#### PROBLEM DESCRIPTION:
Extract all lines that hold "structured" from the records below.

#### Recorded data:
◇ ◇ ◇ ◇

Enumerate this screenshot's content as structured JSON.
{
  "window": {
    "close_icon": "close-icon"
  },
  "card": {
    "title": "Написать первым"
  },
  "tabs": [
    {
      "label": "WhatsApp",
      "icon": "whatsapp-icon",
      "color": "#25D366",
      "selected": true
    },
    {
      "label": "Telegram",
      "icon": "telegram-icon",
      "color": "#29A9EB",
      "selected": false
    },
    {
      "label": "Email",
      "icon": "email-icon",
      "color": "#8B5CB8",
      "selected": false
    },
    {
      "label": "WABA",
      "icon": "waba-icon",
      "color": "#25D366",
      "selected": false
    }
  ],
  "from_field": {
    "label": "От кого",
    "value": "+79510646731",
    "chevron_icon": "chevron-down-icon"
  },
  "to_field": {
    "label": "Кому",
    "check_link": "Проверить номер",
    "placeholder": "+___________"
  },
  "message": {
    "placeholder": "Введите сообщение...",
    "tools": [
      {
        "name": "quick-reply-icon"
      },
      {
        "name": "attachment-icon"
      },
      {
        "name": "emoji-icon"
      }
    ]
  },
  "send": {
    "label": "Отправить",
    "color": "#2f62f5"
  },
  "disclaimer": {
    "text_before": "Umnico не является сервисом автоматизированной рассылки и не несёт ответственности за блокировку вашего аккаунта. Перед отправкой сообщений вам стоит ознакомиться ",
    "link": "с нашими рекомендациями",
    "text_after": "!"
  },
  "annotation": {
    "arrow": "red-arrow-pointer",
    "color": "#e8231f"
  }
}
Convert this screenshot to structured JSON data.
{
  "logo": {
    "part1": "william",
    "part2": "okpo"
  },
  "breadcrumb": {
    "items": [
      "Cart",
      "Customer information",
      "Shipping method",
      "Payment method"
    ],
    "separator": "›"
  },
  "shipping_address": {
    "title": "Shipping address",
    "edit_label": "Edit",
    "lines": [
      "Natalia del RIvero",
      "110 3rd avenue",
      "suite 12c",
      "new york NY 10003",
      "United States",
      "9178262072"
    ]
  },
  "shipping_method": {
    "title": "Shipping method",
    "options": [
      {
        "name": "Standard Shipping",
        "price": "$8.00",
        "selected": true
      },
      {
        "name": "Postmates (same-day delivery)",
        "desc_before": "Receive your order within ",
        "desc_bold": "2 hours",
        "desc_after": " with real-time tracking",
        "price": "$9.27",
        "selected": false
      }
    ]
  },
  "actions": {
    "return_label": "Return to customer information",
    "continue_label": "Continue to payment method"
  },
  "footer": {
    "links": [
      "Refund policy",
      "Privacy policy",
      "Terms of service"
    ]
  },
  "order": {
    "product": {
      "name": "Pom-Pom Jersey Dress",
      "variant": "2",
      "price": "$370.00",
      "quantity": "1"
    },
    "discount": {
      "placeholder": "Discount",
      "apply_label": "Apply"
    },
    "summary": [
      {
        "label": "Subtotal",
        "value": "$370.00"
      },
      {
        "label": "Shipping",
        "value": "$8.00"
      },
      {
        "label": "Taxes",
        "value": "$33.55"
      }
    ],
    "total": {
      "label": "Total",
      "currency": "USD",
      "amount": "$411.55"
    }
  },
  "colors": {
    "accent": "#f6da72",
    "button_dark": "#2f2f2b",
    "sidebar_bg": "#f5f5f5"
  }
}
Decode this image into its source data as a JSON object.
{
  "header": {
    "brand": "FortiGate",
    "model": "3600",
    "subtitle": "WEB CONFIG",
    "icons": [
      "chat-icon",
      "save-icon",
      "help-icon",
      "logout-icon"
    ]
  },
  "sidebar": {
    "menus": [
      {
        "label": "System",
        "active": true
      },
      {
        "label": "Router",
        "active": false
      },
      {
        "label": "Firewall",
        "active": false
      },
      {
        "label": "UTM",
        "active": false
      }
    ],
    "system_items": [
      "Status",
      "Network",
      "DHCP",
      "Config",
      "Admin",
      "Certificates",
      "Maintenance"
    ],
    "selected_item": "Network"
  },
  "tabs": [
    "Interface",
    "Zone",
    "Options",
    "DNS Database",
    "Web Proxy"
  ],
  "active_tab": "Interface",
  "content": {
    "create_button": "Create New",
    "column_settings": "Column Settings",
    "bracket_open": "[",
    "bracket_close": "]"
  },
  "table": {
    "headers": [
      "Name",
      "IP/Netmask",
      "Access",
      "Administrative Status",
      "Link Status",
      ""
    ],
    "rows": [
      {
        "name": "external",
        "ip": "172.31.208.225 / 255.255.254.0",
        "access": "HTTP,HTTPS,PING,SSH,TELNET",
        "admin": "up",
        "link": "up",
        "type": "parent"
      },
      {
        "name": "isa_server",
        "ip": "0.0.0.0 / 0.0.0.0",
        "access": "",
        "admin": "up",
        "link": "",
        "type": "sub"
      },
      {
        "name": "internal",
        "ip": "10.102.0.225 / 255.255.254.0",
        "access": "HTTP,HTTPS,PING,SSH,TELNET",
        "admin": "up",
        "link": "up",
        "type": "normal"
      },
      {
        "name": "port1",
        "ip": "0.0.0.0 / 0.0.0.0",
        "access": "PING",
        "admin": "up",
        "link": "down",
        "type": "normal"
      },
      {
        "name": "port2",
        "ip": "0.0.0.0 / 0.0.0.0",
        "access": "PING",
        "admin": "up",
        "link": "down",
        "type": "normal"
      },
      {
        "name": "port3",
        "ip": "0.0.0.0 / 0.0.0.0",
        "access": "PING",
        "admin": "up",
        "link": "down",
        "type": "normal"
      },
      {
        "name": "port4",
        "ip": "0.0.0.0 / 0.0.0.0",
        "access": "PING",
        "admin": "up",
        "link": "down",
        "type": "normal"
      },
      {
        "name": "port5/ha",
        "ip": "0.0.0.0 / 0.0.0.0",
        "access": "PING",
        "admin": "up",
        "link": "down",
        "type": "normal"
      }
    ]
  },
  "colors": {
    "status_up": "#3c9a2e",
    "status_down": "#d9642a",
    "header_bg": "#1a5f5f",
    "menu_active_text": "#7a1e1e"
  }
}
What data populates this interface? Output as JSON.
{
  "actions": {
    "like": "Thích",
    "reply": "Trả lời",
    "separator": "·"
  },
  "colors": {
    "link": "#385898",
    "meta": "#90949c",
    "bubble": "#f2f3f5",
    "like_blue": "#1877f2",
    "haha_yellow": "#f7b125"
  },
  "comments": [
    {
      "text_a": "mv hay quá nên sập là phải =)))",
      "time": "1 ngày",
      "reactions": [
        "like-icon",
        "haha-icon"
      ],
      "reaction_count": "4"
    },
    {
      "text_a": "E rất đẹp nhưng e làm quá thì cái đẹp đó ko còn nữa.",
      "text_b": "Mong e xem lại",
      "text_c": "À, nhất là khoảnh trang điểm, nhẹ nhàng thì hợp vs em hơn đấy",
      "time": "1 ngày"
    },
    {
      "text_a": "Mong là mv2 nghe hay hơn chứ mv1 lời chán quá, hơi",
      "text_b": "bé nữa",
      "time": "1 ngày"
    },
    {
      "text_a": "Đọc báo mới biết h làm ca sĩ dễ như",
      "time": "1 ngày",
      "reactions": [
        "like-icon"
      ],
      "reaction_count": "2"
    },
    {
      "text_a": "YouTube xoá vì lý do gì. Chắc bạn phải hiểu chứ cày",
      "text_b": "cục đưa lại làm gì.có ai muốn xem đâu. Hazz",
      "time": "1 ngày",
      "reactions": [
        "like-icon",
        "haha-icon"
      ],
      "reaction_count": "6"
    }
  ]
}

◇ ◇ ◇ ◇

#### ANSWER FOR THE TASK:
Enumerate this screenshot's content as structured JSON.
Convert this screenshot to structured JSON data.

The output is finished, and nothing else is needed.